Start of MATERIAL PROVIDED

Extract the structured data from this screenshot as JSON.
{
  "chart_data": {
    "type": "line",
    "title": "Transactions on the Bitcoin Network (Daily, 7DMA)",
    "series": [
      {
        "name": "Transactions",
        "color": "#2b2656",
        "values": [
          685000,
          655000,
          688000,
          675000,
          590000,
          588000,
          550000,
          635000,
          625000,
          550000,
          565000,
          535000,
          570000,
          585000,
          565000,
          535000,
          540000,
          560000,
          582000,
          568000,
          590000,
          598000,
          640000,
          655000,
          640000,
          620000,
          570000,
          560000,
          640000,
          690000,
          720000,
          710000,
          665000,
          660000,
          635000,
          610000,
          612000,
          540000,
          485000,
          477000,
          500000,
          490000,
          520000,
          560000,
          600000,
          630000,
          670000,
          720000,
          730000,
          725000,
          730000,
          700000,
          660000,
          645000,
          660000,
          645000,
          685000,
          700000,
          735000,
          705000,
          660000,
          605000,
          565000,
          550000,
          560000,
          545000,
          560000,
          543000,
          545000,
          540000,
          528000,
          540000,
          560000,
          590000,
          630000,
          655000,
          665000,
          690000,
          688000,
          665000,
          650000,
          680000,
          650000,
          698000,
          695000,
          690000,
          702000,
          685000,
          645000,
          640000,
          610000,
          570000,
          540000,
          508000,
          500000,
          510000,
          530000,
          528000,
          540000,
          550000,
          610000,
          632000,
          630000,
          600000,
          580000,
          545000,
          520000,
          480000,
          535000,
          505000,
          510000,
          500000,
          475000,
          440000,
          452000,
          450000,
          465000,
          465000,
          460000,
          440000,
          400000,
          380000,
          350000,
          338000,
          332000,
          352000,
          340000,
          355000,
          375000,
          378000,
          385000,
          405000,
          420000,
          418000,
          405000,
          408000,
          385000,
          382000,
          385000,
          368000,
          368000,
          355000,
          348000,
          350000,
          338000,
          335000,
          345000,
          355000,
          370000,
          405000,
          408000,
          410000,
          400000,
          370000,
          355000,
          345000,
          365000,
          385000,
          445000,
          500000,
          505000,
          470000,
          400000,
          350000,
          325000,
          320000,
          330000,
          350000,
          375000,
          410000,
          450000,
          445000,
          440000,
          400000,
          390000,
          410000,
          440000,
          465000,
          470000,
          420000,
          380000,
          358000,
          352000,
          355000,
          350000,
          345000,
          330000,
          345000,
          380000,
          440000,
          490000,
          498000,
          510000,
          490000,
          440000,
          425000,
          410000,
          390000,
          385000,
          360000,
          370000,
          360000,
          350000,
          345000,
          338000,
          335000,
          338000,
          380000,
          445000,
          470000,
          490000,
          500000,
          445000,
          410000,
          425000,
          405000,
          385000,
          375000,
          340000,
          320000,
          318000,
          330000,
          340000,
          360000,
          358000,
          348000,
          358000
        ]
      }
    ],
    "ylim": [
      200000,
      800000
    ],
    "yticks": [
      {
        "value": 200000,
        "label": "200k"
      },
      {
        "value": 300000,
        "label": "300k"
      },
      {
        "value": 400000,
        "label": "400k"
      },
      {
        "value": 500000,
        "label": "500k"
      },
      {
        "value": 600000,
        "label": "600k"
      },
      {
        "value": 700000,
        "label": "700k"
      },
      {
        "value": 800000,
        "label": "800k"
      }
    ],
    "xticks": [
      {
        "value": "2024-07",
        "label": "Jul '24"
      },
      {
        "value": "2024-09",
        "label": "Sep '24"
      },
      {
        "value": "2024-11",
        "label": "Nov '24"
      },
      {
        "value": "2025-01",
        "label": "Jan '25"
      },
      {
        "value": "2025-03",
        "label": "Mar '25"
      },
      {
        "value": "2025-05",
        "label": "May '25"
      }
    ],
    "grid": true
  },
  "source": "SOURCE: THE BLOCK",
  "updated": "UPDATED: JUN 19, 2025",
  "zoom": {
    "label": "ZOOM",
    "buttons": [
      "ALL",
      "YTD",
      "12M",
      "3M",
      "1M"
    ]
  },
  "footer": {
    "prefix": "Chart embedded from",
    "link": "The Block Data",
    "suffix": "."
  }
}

End of MATERIAL PROVIDED

**WRITTEN TASK:** Search the records for the string "from" and return every line in which it occurs.

**THE OUTPUT:**
Extract the structured data from this screenshot as JSON.
    "prefix": "Chart embedded from",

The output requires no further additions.